Work instructions: Exactly repeat the material, dropping every picture from the copy.

Entries shown:
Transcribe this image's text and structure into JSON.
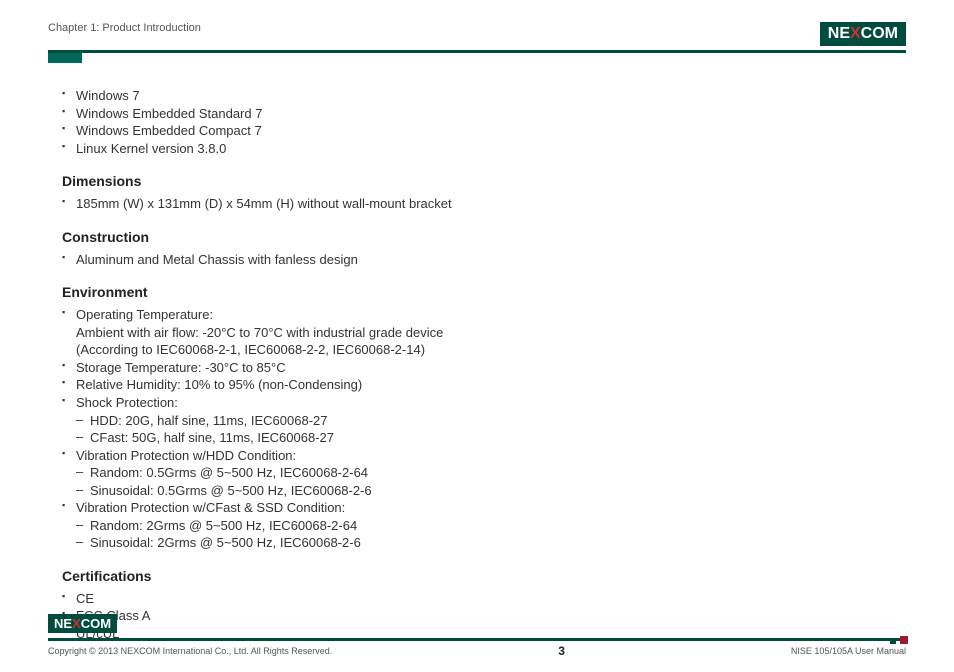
{
  "header": {
    "chapter": "Chapter 1: Product Introduction",
    "logo_text_left": "NE",
    "logo_text_x": "X",
    "logo_text_right": "COM"
  },
  "os_support": [
    "Windows 7",
    "Windows Embedded Standard 7",
    "Windows Embedded Compact 7",
    "Linux Kernel version 3.8.0"
  ],
  "sections": {
    "dimensions": {
      "title": "Dimensions",
      "items": [
        "185mm (W) x 131mm (D) x 54mm (H) without wall-mount bracket"
      ]
    },
    "construction": {
      "title": "Construction",
      "items": [
        "Aluminum and Metal Chassis with fanless design"
      ]
    },
    "environment": {
      "title": "Environment",
      "op_temp_l1": "Operating Temperature:",
      "op_temp_l2": "Ambient with air flow: -20°C to 70°C with industrial grade device",
      "op_temp_l3": "(According to IEC60068-2-1, IEC60068-2-2, IEC60068-2-14)",
      "storage_temp": "Storage Temperature: -30°C to 85°C",
      "humidity": "Relative Humidity: 10% to 95% (non-Condensing)",
      "shock_title": "Shock Protection:",
      "shock_hdd": "HDD: 20G, half sine, 11ms, IEC60068-27",
      "shock_cfast": "CFast: 50G, half sine, 11ms, IEC60068-27",
      "vib_hdd_title": "Vibration Protection w/HDD Condition:",
      "vib_hdd_random": "Random: 0.5Grms @ 5~500 Hz, IEC60068-2-64",
      "vib_hdd_sin": "Sinusoidal: 0.5Grms @ 5~500 Hz, IEC60068-2-6",
      "vib_ssd_title": "Vibration Protection w/CFast & SSD Condition:",
      "vib_ssd_random": "Random: 2Grms @ 5~500 Hz, IEC60068-2-64",
      "vib_ssd_sin": "Sinusoidal: 2Grms @ 5~500 Hz, IEC60068-2-6"
    },
    "certifications": {
      "title": "Certifications",
      "items": [
        "CE",
        "FCC Class A",
        "UL/cUL"
      ]
    }
  },
  "footer": {
    "copyright": "Copyright © 2013 NEXCOM International Co., Ltd. All Rights Reserved.",
    "page": "3",
    "doc": "NISE 105/105A User Manual"
  }
}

Exercise result:
Transcribe this image's text and structure into JSON.
{
  "header": {
    "chapter": "Chapter 1: Product Introduction",
    "logo_text_left": "NE",
    "logo_text_x": "X",
    "logo_text_right": "COM"
  },
  "os_support": [
    "Windows 7",
    "Windows Embedded Standard 7",
    "Windows Embedded Compact 7",
    "Linux Kernel version 3.8.0"
  ],
  "sections": {
    "dimensions": {
      "title": "Dimensions",
      "items": [
        "185mm (W) x 131mm (D) x 54mm (H) without wall-mount bracket"
      ]
    },
    "construction": {
      "title": "Construction",
      "items": [
        "Aluminum and Metal Chassis with fanless design"
      ]
    },
    "environment": {
      "title": "Environment",
      "op_temp_l1": "Operating Temperature:",
      "op_temp_l2": "Ambient with air flow: -20°C to 70°C with industrial grade device",
      "op_temp_l3": "(According to IEC60068-2-1, IEC60068-2-2, IEC60068-2-14)",
      "storage_temp": "Storage Temperature: -30°C to 85°C",
      "humidity": "Relative Humidity: 10% to 95% (non-Condensing)",
      "shock_title": "Shock Protection:",
      "shock_hdd": "HDD: 20G, half sine, 11ms, IEC60068-27",
      "shock_cfast": "CFast: 50G, half sine, 11ms, IEC60068-27",
      "vib_hdd_title": "Vibration Protection w/HDD Condition:",
      "vib_hdd_random": "Random: 0.5Grms @ 5~500 Hz, IEC60068-2-64",
      "vib_hdd_sin": "Sinusoidal: 0.5Grms @ 5~500 Hz, IEC60068-2-6",
      "vib_ssd_title": "Vibration Protection w/CFast & SSD Condition:",
      "vib_ssd_random": "Random: 2Grms @ 5~500 Hz, IEC60068-2-64",
      "vib_ssd_sin": "Sinusoidal: 2Grms @ 5~500 Hz, IEC60068-2-6"
    },
    "certifications": {
      "title": "Certifications",
      "items": [
        "CE",
        "FCC Class A",
        "UL/cUL"
      ]
    }
  },
  "footer": {
    "copyright": "Copyright © 2013 NEXCOM International Co., Ltd. All Rights Reserved.",
    "page": "3",
    "doc": "NISE 105/105A User Manual"
  }
}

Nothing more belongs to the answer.